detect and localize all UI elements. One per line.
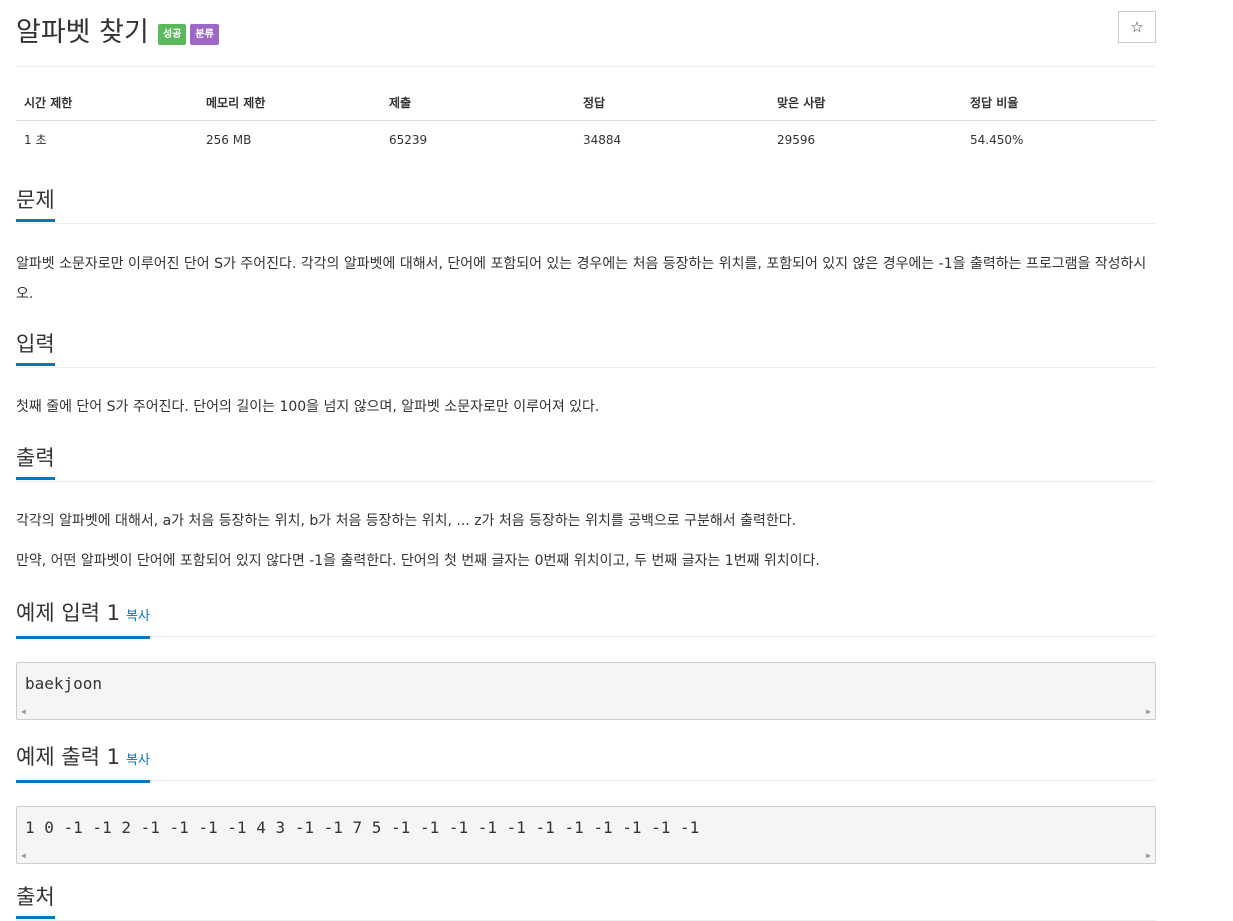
- description-text: 알파벳 소문자로만 이루어진 단어 S가 주어진다. 각각의 알파벳에 대해서,…: [16, 256, 1147, 302]
- input-text: 첫째 줄에 단어 S가 주어진다. 단어의 길이는 100을 넘지 않으며, 알…: [16, 399, 600, 415]
- table-header-row: 시간 제한 메모리 제한 제출 정답 맞은 사람 정답 비율: [16, 86, 1156, 121]
- star-icon: ☆: [1130, 18, 1144, 36]
- horizontal-scrollbar[interactable]: ◀ ▶: [17, 705, 1155, 719]
- badge-group: 성공 분류: [158, 24, 219, 45]
- input-heading: 입력: [16, 331, 55, 366]
- success-badge: 성공: [158, 24, 187, 45]
- problem-container: 알파벳 찾기 성공 분류 ☆ 시간 제한 메모리 제한 제출 정답 맞은 사람 …: [16, 0, 1156, 921]
- copy-sample-output-button[interactable]: 복사: [126, 753, 150, 768]
- accept-ratio-header: 정답 비율: [962, 86, 1156, 121]
- output-text-line2: 만약, 어떤 알파벳이 단어에 포함되어 있지 않다면 -1을 출력한다. 단어…: [16, 553, 820, 569]
- sample-output-heading: 예제 출력 1: [16, 745, 120, 769]
- sample-output-box[interactable]: 1 0 -1 -1 2 -1 -1 -1 -1 4 3 -1 -1 7 5 -1…: [16, 806, 1156, 864]
- problem-title: 알파벳 찾기: [16, 17, 149, 48]
- copy-sample-input-button[interactable]: 복사: [126, 609, 150, 624]
- output-text-line1: 각각의 알파벳에 대해서, a가 처음 등장하는 위치, b가 처음 등장하는 …: [16, 513, 797, 529]
- description-heading: 문제: [16, 187, 55, 222]
- sample-input-box[interactable]: baekjoon ◀ ▶: [16, 662, 1156, 720]
- scroll-right-arrow-icon[interactable]: ▶: [1146, 851, 1151, 860]
- source-heading: 출처: [16, 884, 55, 919]
- description-section-header: 문제: [16, 187, 1156, 224]
- time-limit-header: 시간 제한: [16, 86, 198, 121]
- accepted-header: 정답: [575, 86, 769, 121]
- sample-input-heading-wrap: 예제 입력 1 복사: [16, 600, 150, 639]
- table-row: 1 초 256 MB 65239 34884 29596 54.450%: [16, 121, 1156, 159]
- memory-limit-header: 메모리 제한: [198, 86, 381, 121]
- problem-info-table: 시간 제한 메모리 제한 제출 정답 맞은 사람 정답 비율 1 초 256 M…: [16, 86, 1156, 158]
- scroll-left-arrow-icon[interactable]: ◀: [21, 707, 26, 716]
- scroll-left-arrow-icon[interactable]: ◀: [21, 851, 26, 860]
- scroll-right-arrow-icon[interactable]: ▶: [1146, 707, 1151, 716]
- horizontal-scrollbar[interactable]: ◀ ▶: [17, 849, 1155, 863]
- page-header: 알파벳 찾기 성공 분류 ☆: [16, 0, 1156, 67]
- accept-ratio-value: 54.450%: [970, 132, 1024, 147]
- output-heading: 출력: [16, 445, 55, 480]
- input-section-header: 입력: [16, 331, 1156, 368]
- sample-input-section-header: 예제 입력 1 복사: [16, 600, 1156, 639]
- sample-output-code: 1 0 -1 -1 2 -1 -1 -1 -1 4 3 -1 -1 7 5 -1…: [25, 818, 700, 837]
- memory-limit-value: 256 MB: [206, 132, 252, 147]
- accepted-value: 34884: [583, 132, 622, 147]
- output-section-header: 출력: [16, 445, 1156, 482]
- sample-input-heading: 예제 입력 1: [16, 601, 120, 625]
- submissions-header: 제출: [381, 86, 575, 121]
- category-badge[interactable]: 분류: [190, 24, 219, 45]
- sample-output-section-header: 예제 출력 1 복사: [16, 744, 1156, 783]
- time-limit-value: 1 초: [24, 133, 47, 147]
- solved-users-header: 맞은 사람: [769, 86, 962, 121]
- source-section-header: 출처: [16, 884, 1156, 921]
- solved-users-value: 29596: [777, 132, 816, 147]
- submissions-value: 65239: [389, 132, 428, 147]
- favorite-button[interactable]: ☆: [1118, 11, 1156, 43]
- sample-input-code: baekjoon: [25, 674, 103, 693]
- sample-output-heading-wrap: 예제 출력 1 복사: [16, 744, 150, 783]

● ● ● ●

- [Aim of the exercise]: Lay out the item lines above as a Markdown table with the columns Row and Line. Start at the line that contains "- description-text: 알파벳", end at the line that contains "707, 1151, 716]", number each row, and leave out blank lines.

- [Task result]:
| Row | Line |
|---|---|
| 1 | - description-text: 알파벳 소문자로만 이루어진 단어 S가 주어진다. 각각의 알파벳에 대해서,…: [16, 256, 1147, 302] |
| 2 | - input-text: 첫째 줄에 단어 S가 주어진다. 단어의 길이는 100을 넘지 않으며, 알…: [16, 399, 600, 415] |
| 3 | - table-header-row: 시간 제한 메모리 제한 제출 정답 맞은 사람 정답 비율: [16, 86, 1156, 121] |
| 4 | - star-icon: ☆: [1130, 18, 1144, 36] |
| 5 | - horizontal-scrollbar[interactable]: ◀ ▶: [17, 705, 1155, 719] |
| 6 | - badge-group: 성공 분류: [158, 24, 219, 45] |
| 7 | - input-heading: 입력: [16, 331, 55, 366] |
| 8 | - success-badge: 성공: [158, 24, 187, 45] |
| 9 | - problem-container: 알파벳 찾기 성공 분류 ☆ 시간 제한 메모리 제한 제출 정답 맞은 사람 …: [16, 0, 1156, 921] |
| 10 | - copy-sample-output-button[interactable]: 복사: [126, 753, 150, 768] |
| 11 | - accept-ratio-header: 정답 비율: [962, 86, 1156, 121] |
| 12 | - output-text-line2: 만약, 어떤 알파벳이 단어에 포함되어 있지 않다면 -1을 출력한다. 단어…: [16, 553, 820, 569] |
| 13 | - sample-output-heading: 예제 출력 1: [16, 745, 120, 769] |
| 14 | - sample-output-box[interactable]: 1 0 -1 -1 2 -1 -1 -1 -1 4 3 -1 -1 7 5 -1…: [16, 806, 1156, 864] |
| 15 | - problem-title: 알파벳 찾기: [16, 17, 149, 48] |
| 16 | - copy-sample-input-button[interactable]: 복사: [126, 609, 150, 624] |
| 17 | - output-text-line1: 각각의 알파벳에 대해서, a가 처음 등장하는 위치, b가 처음 등장하는 …: [16, 513, 797, 529] |
| 18 | - description-heading: 문제: [16, 187, 55, 222] |
| 19 | - sample-input-box[interactable]: baekjoon ◀ ▶: [16, 662, 1156, 720] |
| 20 | - scroll-right-arrow-icon[interactable]: ▶: [1146, 851, 1151, 860] |
| 21 | - source-heading: 출처: [16, 884, 55, 919] |
| 22 | - description-section-header: 문제: [16, 187, 1156, 224] |
| 23 | - time-limit-header: 시간 제한: [16, 86, 198, 121] |
| 24 | - accepted-header: 정답: [575, 86, 769, 121] |
| 25 | - sample-input-heading-wrap: 예제 입력 1 복사: [16, 600, 150, 639] |
| 26 | - table-row: 1 초 256 MB 65239 34884 29596 54.450%: [16, 121, 1156, 159] |
| 27 | - memory-limit-header: 메모리 제한: [198, 86, 381, 121] |
| 28 | - problem-info-table: 시간 제한 메모리 제한 제출 정답 맞은 사람 정답 비율 1 초 256 M…: [16, 86, 1156, 158] |
| 29 | - scroll-left-arrow-icon[interactable]: ◀: [21, 707, 26, 716] |
| 30 | - scroll-left-arrow-icon[interactable]: ◀: [21, 851, 26, 860] |
| 31 | - scroll-right-arrow-icon[interactable]: ▶: [1146, 707, 1151, 716] |